Dataset records
::::

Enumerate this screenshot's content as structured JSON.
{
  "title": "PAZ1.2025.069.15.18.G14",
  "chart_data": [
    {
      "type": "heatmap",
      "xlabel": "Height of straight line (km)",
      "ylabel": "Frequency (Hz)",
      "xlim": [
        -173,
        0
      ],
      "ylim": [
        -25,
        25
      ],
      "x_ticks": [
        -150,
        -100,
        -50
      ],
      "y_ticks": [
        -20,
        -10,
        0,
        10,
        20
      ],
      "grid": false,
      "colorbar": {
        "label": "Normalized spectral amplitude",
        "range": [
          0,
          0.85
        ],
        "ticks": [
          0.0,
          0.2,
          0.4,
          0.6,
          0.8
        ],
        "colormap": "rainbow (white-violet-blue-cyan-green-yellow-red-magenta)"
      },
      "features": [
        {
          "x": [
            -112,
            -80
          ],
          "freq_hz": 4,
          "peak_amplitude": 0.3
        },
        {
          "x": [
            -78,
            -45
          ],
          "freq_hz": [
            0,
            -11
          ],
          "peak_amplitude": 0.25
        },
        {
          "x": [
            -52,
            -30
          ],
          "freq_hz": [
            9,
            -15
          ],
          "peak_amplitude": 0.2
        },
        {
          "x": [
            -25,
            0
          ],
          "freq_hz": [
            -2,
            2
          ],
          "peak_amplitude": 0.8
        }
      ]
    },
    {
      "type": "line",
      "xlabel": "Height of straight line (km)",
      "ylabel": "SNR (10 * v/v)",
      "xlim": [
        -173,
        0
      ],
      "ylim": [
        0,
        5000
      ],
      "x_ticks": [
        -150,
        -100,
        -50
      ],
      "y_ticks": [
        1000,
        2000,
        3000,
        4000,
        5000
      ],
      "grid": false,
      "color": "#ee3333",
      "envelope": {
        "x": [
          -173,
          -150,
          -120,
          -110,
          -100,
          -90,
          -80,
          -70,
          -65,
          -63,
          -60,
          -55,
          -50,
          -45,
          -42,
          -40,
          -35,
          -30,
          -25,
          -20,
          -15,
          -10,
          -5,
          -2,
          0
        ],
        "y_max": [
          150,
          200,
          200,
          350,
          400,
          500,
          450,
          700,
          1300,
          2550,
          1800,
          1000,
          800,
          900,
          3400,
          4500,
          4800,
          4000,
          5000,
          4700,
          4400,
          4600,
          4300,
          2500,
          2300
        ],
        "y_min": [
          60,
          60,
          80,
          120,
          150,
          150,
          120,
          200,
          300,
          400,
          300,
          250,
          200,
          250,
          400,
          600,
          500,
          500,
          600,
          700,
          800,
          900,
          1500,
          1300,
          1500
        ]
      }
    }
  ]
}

::::

*Your objective*: Return all of the data word for word.

*Output for this task*:
Enumerate this screenshot's content as structured JSON.
{
  "title": "PAZ1.2025.069.15.18.G14",
  "chart_data": [
    {
      "type": "heatmap",
      "xlabel": "Height of straight line (km)",
      "ylabel": "Frequency (Hz)",
      "xlim": [
        -173,
        0
      ],
      "ylim": [
        -25,
        25
      ],
      "x_ticks": [
        -150,
        -100,
        -50
      ],
      "y_ticks": [
        -20,
        -10,
        0,
        10,
        20
      ],
      "grid": false,
      "colorbar": {
        "label": "Normalized spectral amplitude",
        "range": [
          0,
          0.85
        ],
        "ticks": [
          0.0,
          0.2,
          0.4,
          0.6,
          0.8
        ],
        "colormap": "rainbow (white-violet-blue-cyan-green-yellow-red-magenta)"
      },
      "features": [
        {
          "x": [
            -112,
            -80
          ],
          "freq_hz": 4,
          "peak_amplitude": 0.3
        },
        {
          "x": [
            -78,
            -45
          ],
          "freq_hz": [
            0,
            -11
          ],
          "peak_amplitude": 0.25
        },
        {
          "x": [
            -52,
            -30
          ],
          "freq_hz": [
            9,
            -15
          ],
          "peak_amplitude": 0.2
        },
        {
          "x": [
            -25,
            0
          ],
          "freq_hz": [
            -2,
            2
          ],
          "peak_amplitude": 0.8
        }
      ]
    },
    {
      "type": "line",
      "xlabel": "Height of straight line (km)",
      "ylabel": "SNR (10 * v/v)",
      "xlim": [
        -173,
        0
      ],
      "ylim": [
        0,
        5000
      ],
      "x_ticks": [
        -150,
        -100,
        -50
      ],
      "y_ticks": [
        1000,
        2000,
        3000,
        4000,
        5000
      ],
      "grid": false,
      "color": "#ee3333",
      "envelope": {
        "x": [
          -173,
          -150,
          -120,
          -110,
          -100,
          -90,
          -80,
          -70,
          -65,
          -63,
          -60,
          -55,
          -50,
          -45,
          -42,
          -40,
          -35,
          -30,
          -25,
          -20,
          -15,
          -10,
          -5,
          -2,
          0
        ],
        "y_max": [
          150,
          200,
          200,
          350,
          400,
          500,
          450,
          700,
          1300,
          2550,
          1800,
          1000,
          800,
          900,
          3400,
          4500,
          4800,
          4000,
          5000,
          4700,
          4400,
          4600,
          4300,
          2500,
          2300
        ],
        "y_min": [
          60,
          60,
          80,
          120,
          150,
          150,
          120,
          200,
          300,
          400,
          300,
          250,
          200,
          250,
          400,
          600,
          500,
          500,
          600,
          700,
          800,
          900,
          1500,
          1300,
          1500
        ]
      }
    }
  ]
}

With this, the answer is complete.